(Dataset entries)

*****

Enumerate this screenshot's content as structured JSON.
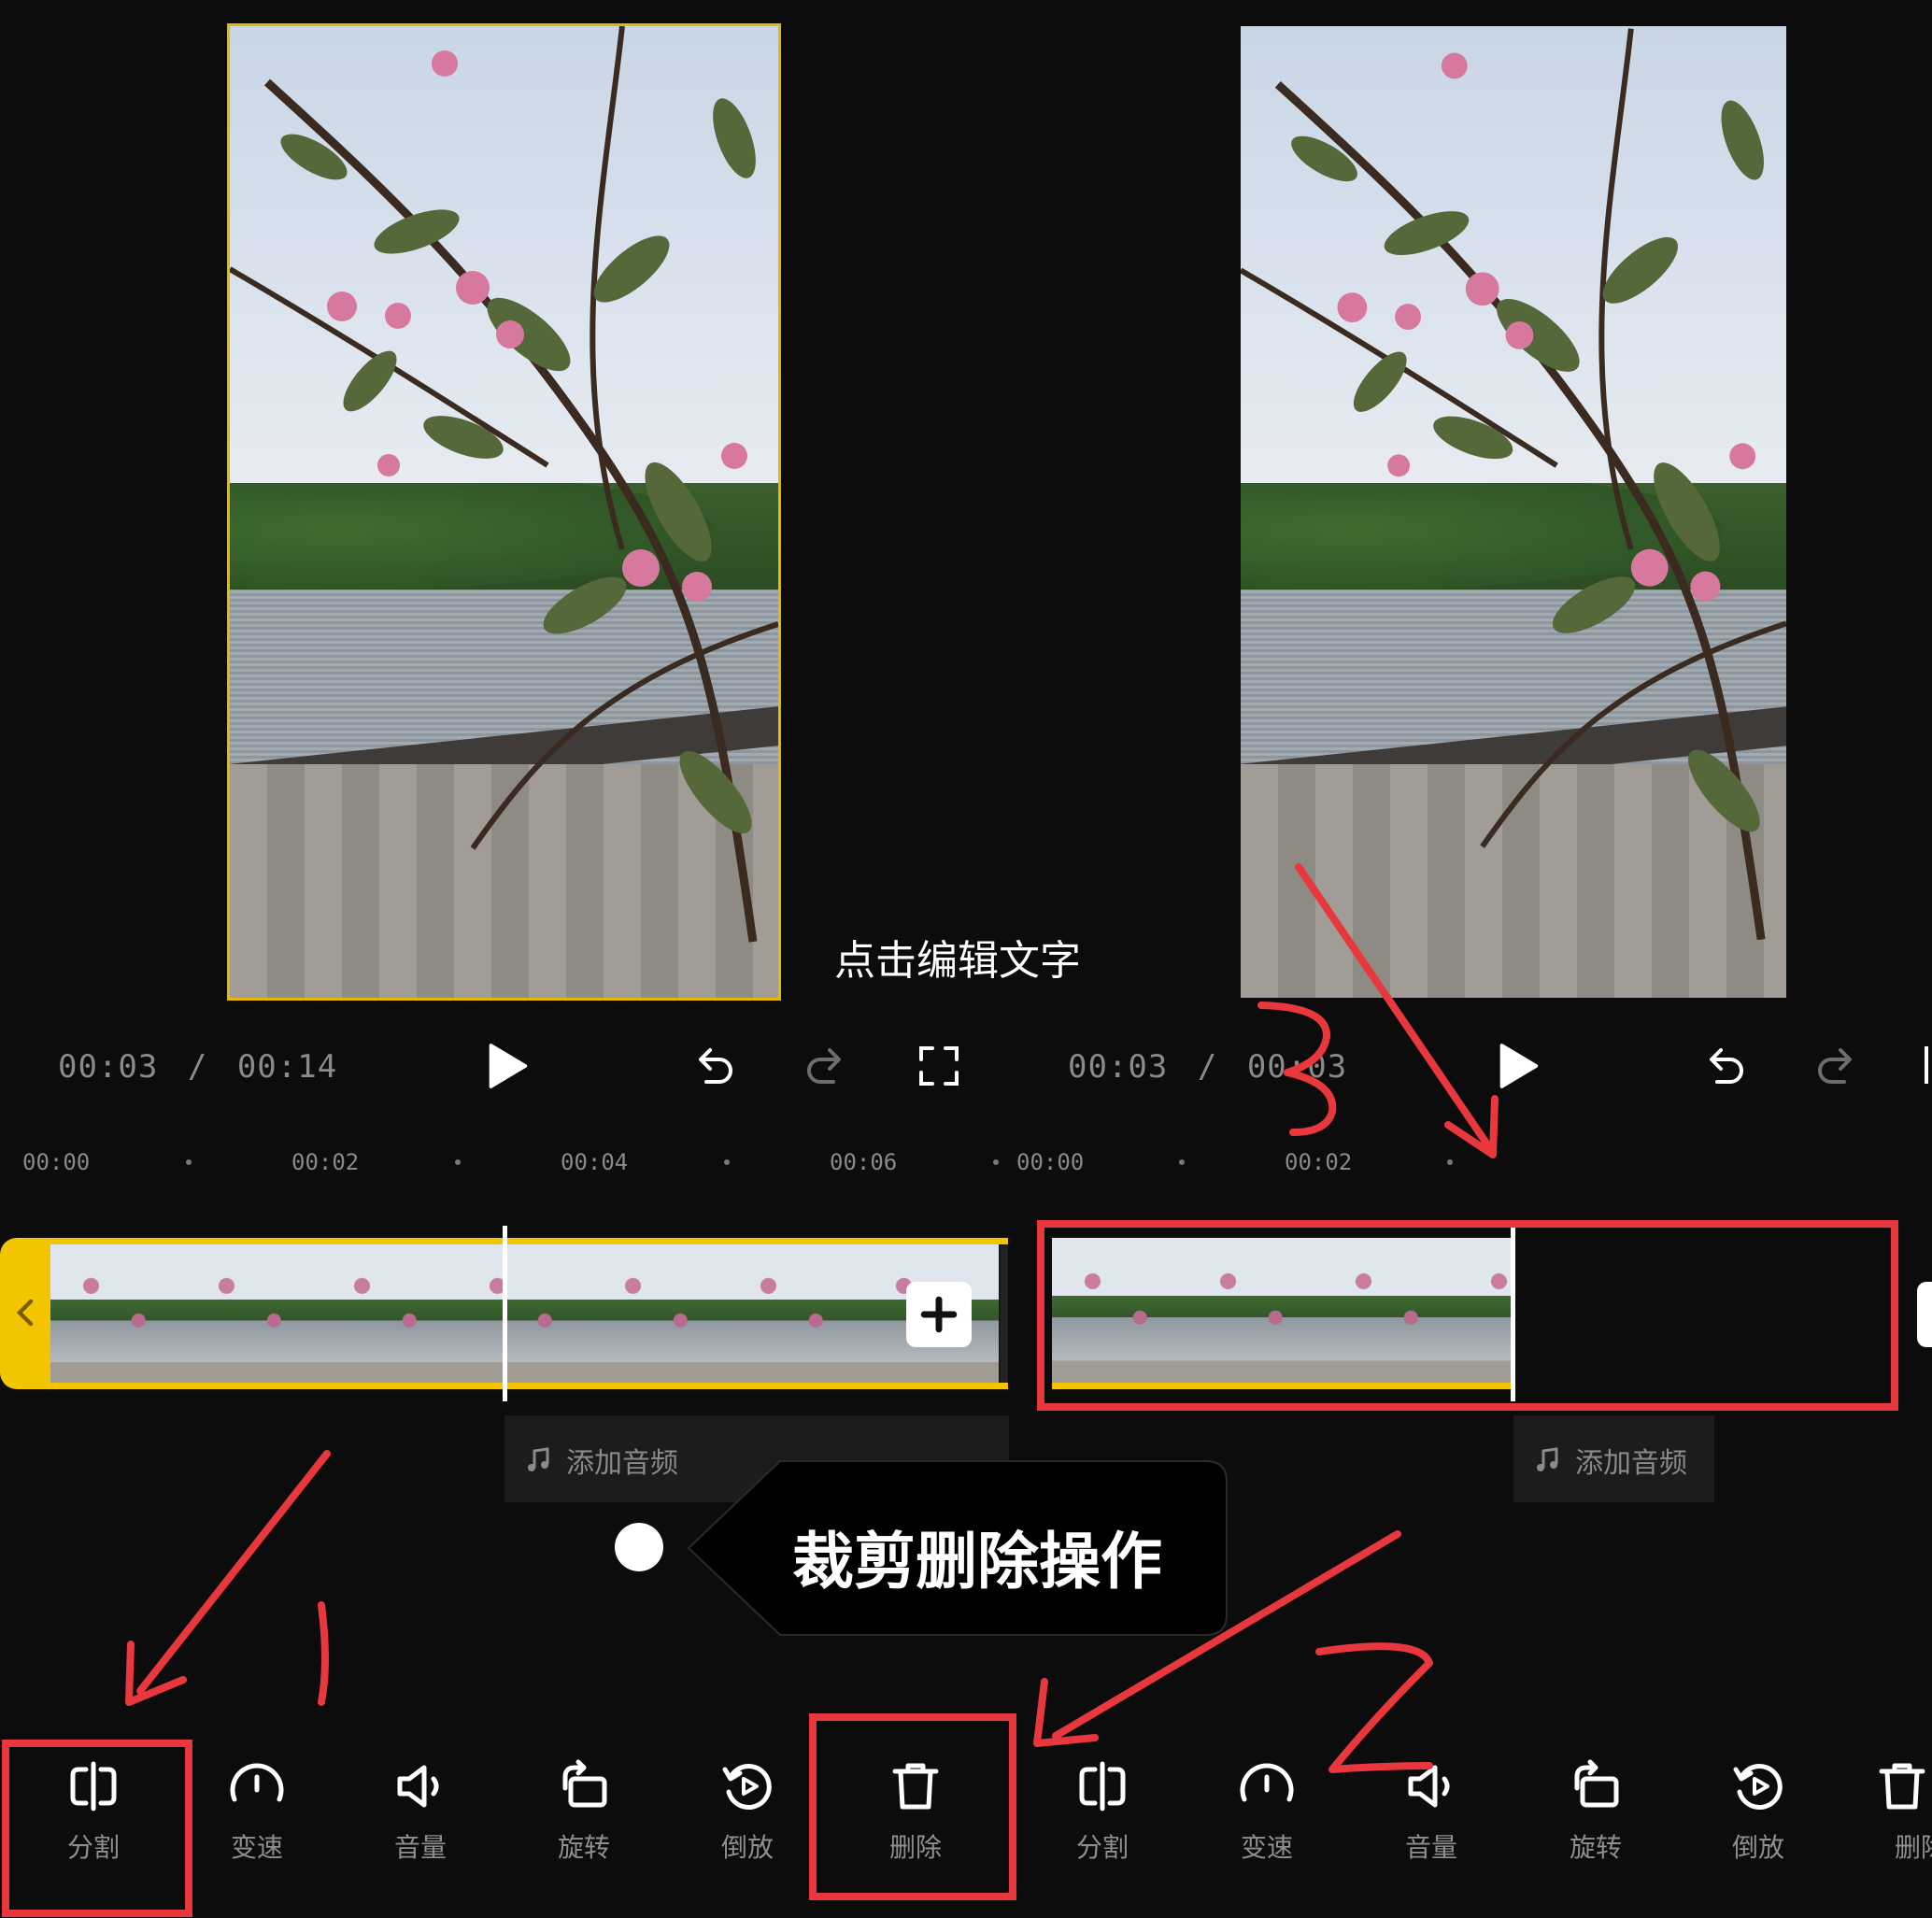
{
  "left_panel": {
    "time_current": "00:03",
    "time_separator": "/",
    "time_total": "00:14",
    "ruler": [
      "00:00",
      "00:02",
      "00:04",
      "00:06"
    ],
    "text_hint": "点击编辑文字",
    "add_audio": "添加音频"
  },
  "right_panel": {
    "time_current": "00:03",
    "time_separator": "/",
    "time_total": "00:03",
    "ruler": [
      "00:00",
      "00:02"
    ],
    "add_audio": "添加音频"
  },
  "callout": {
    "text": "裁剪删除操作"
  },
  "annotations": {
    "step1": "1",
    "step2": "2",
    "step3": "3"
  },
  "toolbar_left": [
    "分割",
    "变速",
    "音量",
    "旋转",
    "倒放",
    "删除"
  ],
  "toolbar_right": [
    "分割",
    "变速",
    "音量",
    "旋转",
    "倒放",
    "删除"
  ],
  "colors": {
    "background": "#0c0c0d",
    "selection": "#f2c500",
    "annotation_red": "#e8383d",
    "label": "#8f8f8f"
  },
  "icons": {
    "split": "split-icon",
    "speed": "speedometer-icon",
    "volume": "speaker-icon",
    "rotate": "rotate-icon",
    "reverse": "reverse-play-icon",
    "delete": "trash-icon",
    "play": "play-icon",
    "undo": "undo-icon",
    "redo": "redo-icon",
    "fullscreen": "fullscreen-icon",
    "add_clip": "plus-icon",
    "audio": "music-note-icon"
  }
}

*****

Aim of the exercise: Transcribe the material as is, with images omitted.

Finished answer:
Enumerate this screenshot's content as structured JSON.
{
  "left_panel": {
    "time_current": "00:03",
    "time_separator": "/",
    "time_total": "00:14",
    "ruler": [
      "00:00",
      "00:02",
      "00:04",
      "00:06"
    ],
    "text_hint": "点击编辑文字",
    "add_audio": "添加音频"
  },
  "right_panel": {
    "time_current": "00:03",
    "time_separator": "/",
    "time_total": "00:03",
    "ruler": [
      "00:00",
      "00:02"
    ],
    "add_audio": "添加音频"
  },
  "callout": {
    "text": "裁剪删除操作"
  },
  "annotations": {
    "step1": "1",
    "step2": "2",
    "step3": "3"
  },
  "toolbar_left": [
    "分割",
    "变速",
    "音量",
    "旋转",
    "倒放",
    "删除"
  ],
  "toolbar_right": [
    "分割",
    "变速",
    "音量",
    "旋转",
    "倒放",
    "删除"
  ],
  "colors": {
    "background": "#0c0c0d",
    "selection": "#f2c500",
    "annotation_red": "#e8383d",
    "label": "#8f8f8f"
  },
  "icons": {
    "split": "split-icon",
    "speed": "speedometer-icon",
    "volume": "speaker-icon",
    "rotate": "rotate-icon",
    "reverse": "reverse-play-icon",
    "delete": "trash-icon",
    "play": "play-icon",
    "undo": "undo-icon",
    "redo": "redo-icon",
    "fullscreen": "fullscreen-icon",
    "add_clip": "plus-icon",
    "audio": "music-note-icon"
  }
}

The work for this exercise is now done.